▶ Instruction
Find each line containing the string "때문입니다" and return it.

○ ○ ○

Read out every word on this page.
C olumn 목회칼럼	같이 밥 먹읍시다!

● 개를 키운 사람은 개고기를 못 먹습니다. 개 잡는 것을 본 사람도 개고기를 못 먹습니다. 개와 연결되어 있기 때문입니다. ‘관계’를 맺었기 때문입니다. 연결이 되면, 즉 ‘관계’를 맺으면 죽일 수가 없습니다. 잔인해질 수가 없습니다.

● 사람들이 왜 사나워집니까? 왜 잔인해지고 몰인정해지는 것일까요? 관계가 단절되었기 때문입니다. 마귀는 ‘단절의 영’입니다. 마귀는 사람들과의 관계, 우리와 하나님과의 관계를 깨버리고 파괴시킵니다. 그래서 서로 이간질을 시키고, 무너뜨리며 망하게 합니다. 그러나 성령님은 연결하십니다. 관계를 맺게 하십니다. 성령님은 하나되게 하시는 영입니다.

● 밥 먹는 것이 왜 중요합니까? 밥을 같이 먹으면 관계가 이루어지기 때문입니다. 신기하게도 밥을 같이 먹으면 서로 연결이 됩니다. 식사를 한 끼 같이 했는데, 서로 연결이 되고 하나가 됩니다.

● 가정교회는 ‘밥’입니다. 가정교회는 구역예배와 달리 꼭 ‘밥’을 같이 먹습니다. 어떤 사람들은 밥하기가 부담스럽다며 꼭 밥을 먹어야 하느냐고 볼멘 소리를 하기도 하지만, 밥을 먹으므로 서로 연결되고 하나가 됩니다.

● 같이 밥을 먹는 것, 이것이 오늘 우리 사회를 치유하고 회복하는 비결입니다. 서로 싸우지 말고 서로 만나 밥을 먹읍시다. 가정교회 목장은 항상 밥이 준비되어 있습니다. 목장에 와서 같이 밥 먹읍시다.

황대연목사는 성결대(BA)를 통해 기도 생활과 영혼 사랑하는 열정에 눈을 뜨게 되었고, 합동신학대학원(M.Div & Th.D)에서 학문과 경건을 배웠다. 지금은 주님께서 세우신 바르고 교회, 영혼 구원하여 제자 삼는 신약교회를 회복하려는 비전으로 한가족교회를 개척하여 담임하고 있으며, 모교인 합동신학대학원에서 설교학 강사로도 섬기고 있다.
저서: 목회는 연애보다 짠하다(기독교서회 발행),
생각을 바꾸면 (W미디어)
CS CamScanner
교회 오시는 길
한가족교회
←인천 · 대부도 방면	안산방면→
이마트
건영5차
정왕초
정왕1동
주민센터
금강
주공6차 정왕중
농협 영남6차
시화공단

○ ○ ○

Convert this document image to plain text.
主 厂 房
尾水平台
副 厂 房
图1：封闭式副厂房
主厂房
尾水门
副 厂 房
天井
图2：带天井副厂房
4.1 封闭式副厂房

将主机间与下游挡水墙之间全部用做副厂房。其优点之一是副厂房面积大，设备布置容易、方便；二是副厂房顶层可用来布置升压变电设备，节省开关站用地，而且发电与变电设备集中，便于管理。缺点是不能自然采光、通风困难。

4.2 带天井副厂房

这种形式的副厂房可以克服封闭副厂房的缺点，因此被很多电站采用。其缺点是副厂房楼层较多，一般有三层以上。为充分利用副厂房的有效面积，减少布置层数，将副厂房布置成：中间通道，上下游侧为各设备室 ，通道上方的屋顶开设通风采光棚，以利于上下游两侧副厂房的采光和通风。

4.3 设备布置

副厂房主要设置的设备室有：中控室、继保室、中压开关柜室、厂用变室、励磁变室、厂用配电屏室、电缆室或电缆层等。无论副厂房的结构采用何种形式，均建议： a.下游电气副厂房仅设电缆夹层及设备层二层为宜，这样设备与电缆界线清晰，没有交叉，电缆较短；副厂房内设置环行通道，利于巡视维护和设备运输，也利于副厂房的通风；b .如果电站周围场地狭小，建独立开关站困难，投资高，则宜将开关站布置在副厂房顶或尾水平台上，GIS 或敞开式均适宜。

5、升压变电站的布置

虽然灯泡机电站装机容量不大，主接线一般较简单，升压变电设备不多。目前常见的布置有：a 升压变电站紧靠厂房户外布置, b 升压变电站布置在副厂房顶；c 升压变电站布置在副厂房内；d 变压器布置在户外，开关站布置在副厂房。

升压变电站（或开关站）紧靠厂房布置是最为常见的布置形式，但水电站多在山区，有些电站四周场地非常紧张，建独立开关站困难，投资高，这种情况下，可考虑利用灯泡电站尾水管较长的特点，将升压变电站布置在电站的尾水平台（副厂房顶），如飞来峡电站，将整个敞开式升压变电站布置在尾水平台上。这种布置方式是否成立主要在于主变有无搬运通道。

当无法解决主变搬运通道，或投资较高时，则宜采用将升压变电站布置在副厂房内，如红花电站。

○ ○ ○

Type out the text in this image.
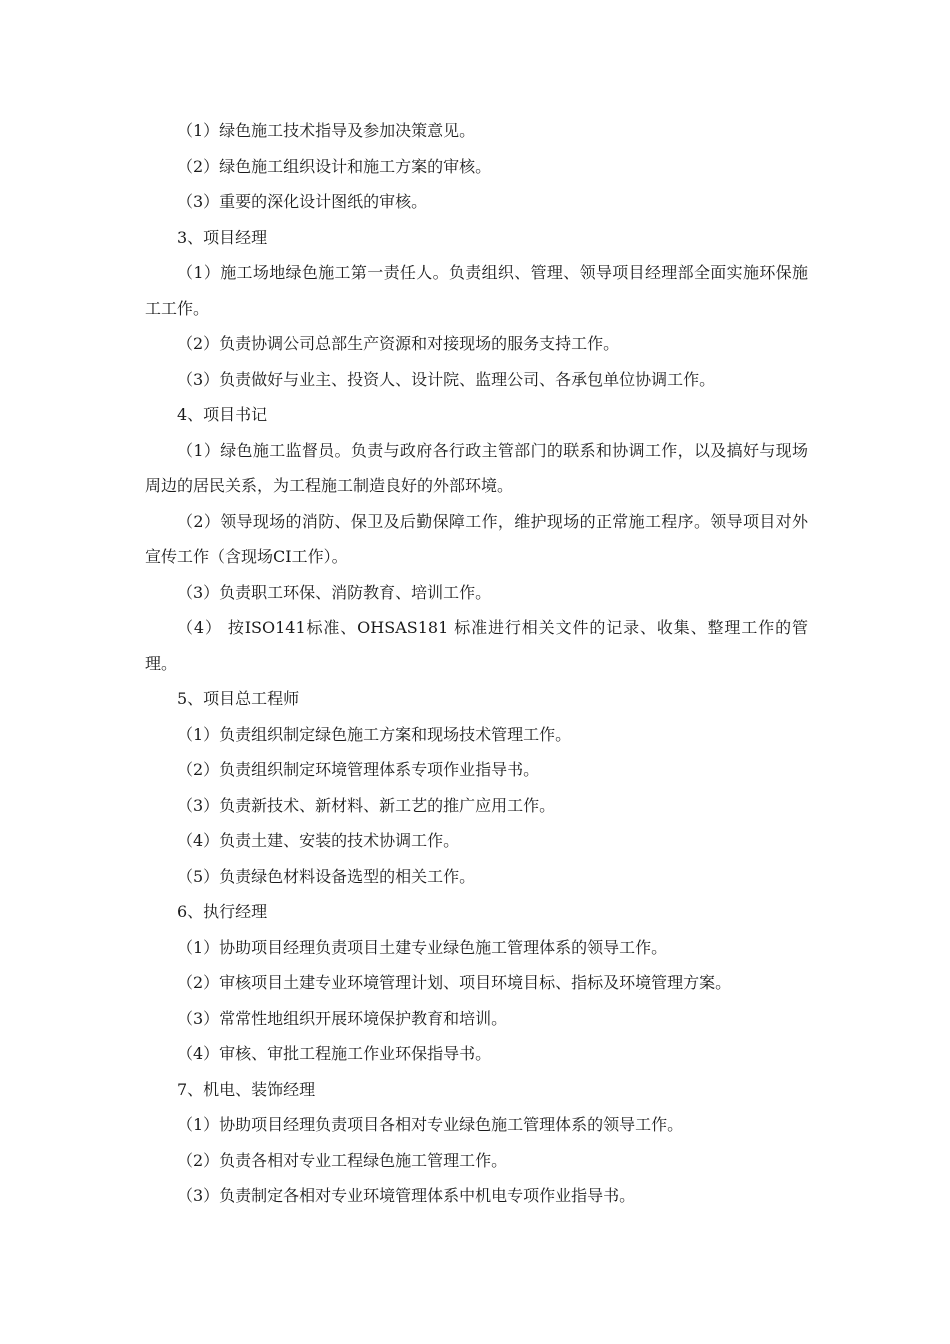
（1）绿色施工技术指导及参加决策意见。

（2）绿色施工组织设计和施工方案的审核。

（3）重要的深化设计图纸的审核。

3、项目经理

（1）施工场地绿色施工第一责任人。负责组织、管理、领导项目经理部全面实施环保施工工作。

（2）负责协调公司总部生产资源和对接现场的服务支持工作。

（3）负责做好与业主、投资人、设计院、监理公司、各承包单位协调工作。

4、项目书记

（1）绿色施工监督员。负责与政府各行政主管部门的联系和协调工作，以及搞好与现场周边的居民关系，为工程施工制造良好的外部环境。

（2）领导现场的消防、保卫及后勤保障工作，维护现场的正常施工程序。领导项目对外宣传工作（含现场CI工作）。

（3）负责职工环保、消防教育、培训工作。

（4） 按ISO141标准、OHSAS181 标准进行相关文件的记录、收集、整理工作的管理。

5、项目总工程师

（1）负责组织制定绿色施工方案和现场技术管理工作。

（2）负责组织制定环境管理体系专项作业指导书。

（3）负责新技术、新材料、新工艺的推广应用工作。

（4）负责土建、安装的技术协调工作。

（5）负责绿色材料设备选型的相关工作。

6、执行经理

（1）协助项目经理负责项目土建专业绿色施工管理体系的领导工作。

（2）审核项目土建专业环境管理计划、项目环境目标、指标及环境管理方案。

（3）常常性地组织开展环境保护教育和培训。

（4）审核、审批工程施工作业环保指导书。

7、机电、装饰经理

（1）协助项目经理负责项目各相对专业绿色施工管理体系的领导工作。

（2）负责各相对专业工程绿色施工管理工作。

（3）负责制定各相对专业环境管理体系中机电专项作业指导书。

○ ○ ○

▶ Full output
● 개를 키운 사람은 개고기를 못 먹습니다. 개 잡는 것을 본 사람도 개고기를 못 먹습니다. 개와 연결되어 있기 때문입니다. ‘관계’를 맺었기 때문입니다. 연결이 되면, 즉 ‘관계’를 맺으면 죽일 수가 없습니다. 잔인해질 수가 없습니다.
● 사람들이 왜 사나워집니까? 왜 잔인해지고 몰인정해지는 것일까요? 관계가 단절되었기 때문입니다. 마귀는 ‘단절의 영’입니다. 마귀는 사람들과의 관계, 우리와 하나님과의 관계를 깨버리고 파괴시킵니다. 그래서 서로 이간질을 시키고, 무너뜨리며 망하게 합니다. 그러나 성령님은 연결하십니다. 관계를 맺게 하십니다. 성령님은 하나되게 하시는 영입니다.
● 밥 먹는 것이 왜 중요합니까? 밥을 같이 먹으면 관계가 이루어지기 때문입니다. 신기하게도 밥을 같이 먹으면 서로 연결이 됩니다. 식사를 한 끼 같이 했는데, 서로 연결이 되고 하나가 됩니다.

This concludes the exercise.